Set exercise
Take the data below and repeat it exactly.

(Records that describe figures)
— Begin —

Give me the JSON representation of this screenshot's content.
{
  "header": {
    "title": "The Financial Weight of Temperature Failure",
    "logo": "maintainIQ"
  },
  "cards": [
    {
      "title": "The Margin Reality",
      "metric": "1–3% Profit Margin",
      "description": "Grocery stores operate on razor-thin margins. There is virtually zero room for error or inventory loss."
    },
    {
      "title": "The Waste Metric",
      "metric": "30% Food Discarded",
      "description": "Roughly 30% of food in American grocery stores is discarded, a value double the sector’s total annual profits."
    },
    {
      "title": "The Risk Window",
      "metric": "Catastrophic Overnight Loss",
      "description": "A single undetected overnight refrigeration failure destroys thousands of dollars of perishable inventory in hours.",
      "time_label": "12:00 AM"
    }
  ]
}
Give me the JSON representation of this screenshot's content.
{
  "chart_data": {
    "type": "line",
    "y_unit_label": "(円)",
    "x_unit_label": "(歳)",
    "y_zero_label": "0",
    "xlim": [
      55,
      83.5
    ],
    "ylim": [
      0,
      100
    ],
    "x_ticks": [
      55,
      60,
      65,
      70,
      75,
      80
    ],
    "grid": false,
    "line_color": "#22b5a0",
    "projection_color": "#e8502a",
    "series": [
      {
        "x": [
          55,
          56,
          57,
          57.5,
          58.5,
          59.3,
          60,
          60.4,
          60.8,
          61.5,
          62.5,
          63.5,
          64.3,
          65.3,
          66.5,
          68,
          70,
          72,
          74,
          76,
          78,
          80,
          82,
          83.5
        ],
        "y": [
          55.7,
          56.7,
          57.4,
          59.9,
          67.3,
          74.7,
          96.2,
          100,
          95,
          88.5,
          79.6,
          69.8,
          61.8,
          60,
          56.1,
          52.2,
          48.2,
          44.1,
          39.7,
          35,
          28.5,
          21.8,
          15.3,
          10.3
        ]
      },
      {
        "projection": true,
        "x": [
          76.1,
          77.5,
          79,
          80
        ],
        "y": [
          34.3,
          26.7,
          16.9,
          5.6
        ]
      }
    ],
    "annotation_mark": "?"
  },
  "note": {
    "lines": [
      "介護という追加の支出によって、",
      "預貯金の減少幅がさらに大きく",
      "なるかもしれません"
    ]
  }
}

— End —

Solution for this exercise
Give me the JSON representation of this screenshot's content.
{
  "header": {
    "title": "The Financial Weight of Temperature Failure",
    "logo": "maintainIQ"
  },
  "cards": [
    {
      "title": "The Margin Reality",
      "metric": "1–3% Profit Margin",
      "description": "Grocery stores operate on razor-thin margins. There is virtually zero room for error or inventory loss."
    },
    {
      "title": "The Waste Metric",
      "metric": "30% Food Discarded",
      "description": "Roughly 30% of food in American grocery stores is discarded, a value double the sector’s total annual profits."
    },
    {
      "title": "The Risk Window",
      "metric": "Catastrophic Overnight Loss",
      "description": "A single undetected overnight refrigeration failure destroys thousands of dollars of perishable inventory in hours.",
      "time_label": "12:00 AM"
    }
  ]
}
Give me the JSON representation of this screenshot's content.
{
  "chart_data": {
    "type": "line",
    "y_unit_label": "(円)",
    "x_unit_label": "(歳)",
    "y_zero_label": "0",
    "xlim": [
      55,
      83.5
    ],
    "ylim": [
      0,
      100
    ],
    "x_ticks": [
      55,
      60,
      65,
      70,
      75,
      80
    ],
    "grid": false,
    "line_color": "#22b5a0",
    "projection_color": "#e8502a",
    "series": [
      {
        "x": [
          55,
          56,
          57,
          57.5,
          58.5,
          59.3,
          60,
          60.4,
          60.8,
          61.5,
          62.5,
          63.5,
          64.3,
          65.3,
          66.5,
          68,
          70,
          72,
          74,
          76,
          78,
          80,
          82,
          83.5
        ],
        "y": [
          55.7,
          56.7,
          57.4,
          59.9,
          67.3,
          74.7,
          96.2,
          100,
          95,
          88.5,
          79.6,
          69.8,
          61.8,
          60,
          56.1,
          52.2,
          48.2,
          44.1,
          39.7,
          35,
          28.5,
          21.8,
          15.3,
          10.3
        ]
      },
      {
        "projection": true,
        "x": [
          76.1,
          77.5,
          79,
          80
        ],
        "y": [
          34.3,
          26.7,
          16.9,
          5.6
        ]
      }
    ],
    "annotation_mark": "?"
  },
  "note": {
    "lines": [
      "介護という追加の支出によって、",
      "預貯金の減少幅がさらに大きく",
      "なるかもしれません"
    ]
  }
}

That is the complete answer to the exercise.